◆ WHAT IS EXPECTED
Output the entries word for word. Omit images.

:: WORKING DATA

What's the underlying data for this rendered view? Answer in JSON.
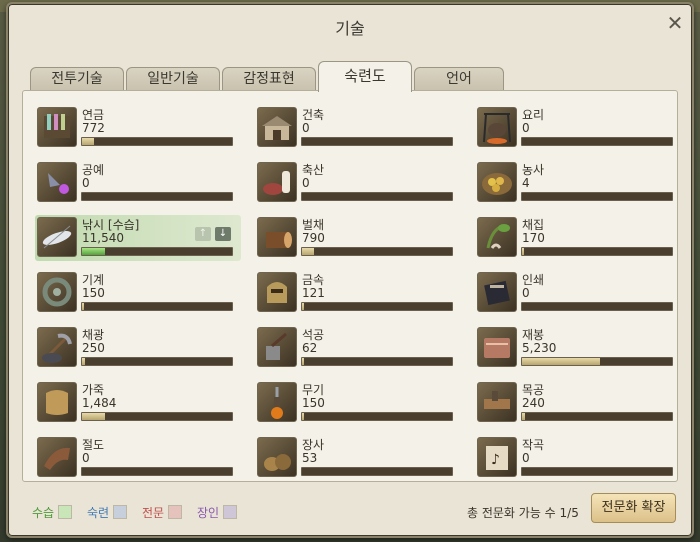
{
  "window": {
    "title": "기술",
    "close_glyph": "✕"
  },
  "tabs": [
    {
      "label": "전투기술",
      "active": false
    },
    {
      "label": "일반기술",
      "active": false
    },
    {
      "label": "감정표현",
      "active": false
    },
    {
      "label": "숙련도",
      "active": true
    },
    {
      "label": "언어",
      "active": false
    }
  ],
  "skills": [
    {
      "name": "연금",
      "value": "772",
      "progress": 0.08,
      "icon": "alchemy-icon"
    },
    {
      "name": "건축",
      "value": "0",
      "progress": 0.0,
      "icon": "construction-icon"
    },
    {
      "name": "요리",
      "value": "0",
      "progress": 0.0,
      "icon": "cooking-icon"
    },
    {
      "name": "공예",
      "value": "0",
      "progress": 0.0,
      "icon": "handicraft-icon"
    },
    {
      "name": "축산",
      "value": "0",
      "progress": 0.0,
      "icon": "husbandry-icon"
    },
    {
      "name": "농사",
      "value": "4",
      "progress": 0.0,
      "icon": "farming-icon"
    },
    {
      "name": "낚시 [수습]",
      "value": "11,540",
      "progress": 0.15,
      "icon": "fishing-icon",
      "highlight": true
    },
    {
      "name": "벌채",
      "value": "790",
      "progress": 0.08,
      "icon": "logging-icon"
    },
    {
      "name": "채집",
      "value": "170",
      "progress": 0.01,
      "icon": "gathering-icon"
    },
    {
      "name": "기계",
      "value": "150",
      "progress": 0.01,
      "icon": "machining-icon"
    },
    {
      "name": "금속",
      "value": "121",
      "progress": 0.01,
      "icon": "metalwork-icon"
    },
    {
      "name": "인쇄",
      "value": "0",
      "progress": 0.0,
      "icon": "printing-icon"
    },
    {
      "name": "채광",
      "value": "250",
      "progress": 0.02,
      "icon": "mining-icon"
    },
    {
      "name": "석공",
      "value": "62",
      "progress": 0.01,
      "icon": "masonry-icon"
    },
    {
      "name": "재봉",
      "value": "5,230",
      "progress": 0.52,
      "icon": "tailoring-icon"
    },
    {
      "name": "가죽",
      "value": "1,484",
      "progress": 0.15,
      "icon": "leatherwork-icon"
    },
    {
      "name": "무기",
      "value": "150",
      "progress": 0.01,
      "icon": "weaponry-icon"
    },
    {
      "name": "목공",
      "value": "240",
      "progress": 0.02,
      "icon": "carpentry-icon"
    },
    {
      "name": "절도",
      "value": "0",
      "progress": 0.0,
      "icon": "larceny-icon"
    },
    {
      "name": "장사",
      "value": "53",
      "progress": 0.0,
      "icon": "commerce-icon"
    },
    {
      "name": "작곡",
      "value": "0",
      "progress": 0.0,
      "icon": "composition-icon"
    }
  ],
  "fishing_controls": {
    "up": "↑",
    "down": "↓"
  },
  "legend": [
    {
      "label": "수습",
      "color": "#4f9a3b",
      "swatch": "#c9e6b8"
    },
    {
      "label": "숙련",
      "color": "#3f79b5",
      "swatch": "#c6cfdb"
    },
    {
      "label": "전문",
      "color": "#c0504d",
      "swatch": "#e6c2bd"
    },
    {
      "label": "장인",
      "color": "#8a58b0",
      "swatch": "#cfc6d8"
    }
  ],
  "footer": {
    "count_text": "총 전문화 가능 수 1/5",
    "expand_button": "전문화 확장"
  }
}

::::

◆ EXERCISE RESULT
What's the underlying data for this rendered view? Answer in JSON.
{
  "window": {
    "title": "기술",
    "close_glyph": "✕"
  },
  "tabs": [
    {
      "label": "전투기술",
      "active": false
    },
    {
      "label": "일반기술",
      "active": false
    },
    {
      "label": "감정표현",
      "active": false
    },
    {
      "label": "숙련도",
      "active": true
    },
    {
      "label": "언어",
      "active": false
    }
  ],
  "skills": [
    {
      "name": "연금",
      "value": "772",
      "progress": 0.08,
      "icon": "alchemy-icon"
    },
    {
      "name": "건축",
      "value": "0",
      "progress": 0.0,
      "icon": "construction-icon"
    },
    {
      "name": "요리",
      "value": "0",
      "progress": 0.0,
      "icon": "cooking-icon"
    },
    {
      "name": "공예",
      "value": "0",
      "progress": 0.0,
      "icon": "handicraft-icon"
    },
    {
      "name": "축산",
      "value": "0",
      "progress": 0.0,
      "icon": "husbandry-icon"
    },
    {
      "name": "농사",
      "value": "4",
      "progress": 0.0,
      "icon": "farming-icon"
    },
    {
      "name": "낚시 [수습]",
      "value": "11,540",
      "progress": 0.15,
      "icon": "fishing-icon",
      "highlight": true
    },
    {
      "name": "벌채",
      "value": "790",
      "progress": 0.08,
      "icon": "logging-icon"
    },
    {
      "name": "채집",
      "value": "170",
      "progress": 0.01,
      "icon": "gathering-icon"
    },
    {
      "name": "기계",
      "value": "150",
      "progress": 0.01,
      "icon": "machining-icon"
    },
    {
      "name": "금속",
      "value": "121",
      "progress": 0.01,
      "icon": "metalwork-icon"
    },
    {
      "name": "인쇄",
      "value": "0",
      "progress": 0.0,
      "icon": "printing-icon"
    },
    {
      "name": "채광",
      "value": "250",
      "progress": 0.02,
      "icon": "mining-icon"
    },
    {
      "name": "석공",
      "value": "62",
      "progress": 0.01,
      "icon": "masonry-icon"
    },
    {
      "name": "재봉",
      "value": "5,230",
      "progress": 0.52,
      "icon": "tailoring-icon"
    },
    {
      "name": "가죽",
      "value": "1,484",
      "progress": 0.15,
      "icon": "leatherwork-icon"
    },
    {
      "name": "무기",
      "value": "150",
      "progress": 0.01,
      "icon": "weaponry-icon"
    },
    {
      "name": "목공",
      "value": "240",
      "progress": 0.02,
      "icon": "carpentry-icon"
    },
    {
      "name": "절도",
      "value": "0",
      "progress": 0.0,
      "icon": "larceny-icon"
    },
    {
      "name": "장사",
      "value": "53",
      "progress": 0.0,
      "icon": "commerce-icon"
    },
    {
      "name": "작곡",
      "value": "0",
      "progress": 0.0,
      "icon": "composition-icon"
    }
  ],
  "fishing_controls": {
    "up": "↑",
    "down": "↓"
  },
  "legend": [
    {
      "label": "수습",
      "color": "#4f9a3b",
      "swatch": "#c9e6b8"
    },
    {
      "label": "숙련",
      "color": "#3f79b5",
      "swatch": "#c6cfdb"
    },
    {
      "label": "전문",
      "color": "#c0504d",
      "swatch": "#e6c2bd"
    },
    {
      "label": "장인",
      "color": "#8a58b0",
      "swatch": "#cfc6d8"
    }
  ],
  "footer": {
    "count_text": "총 전문화 가능 수 1/5",
    "expand_button": "전문화 확장"
  }
}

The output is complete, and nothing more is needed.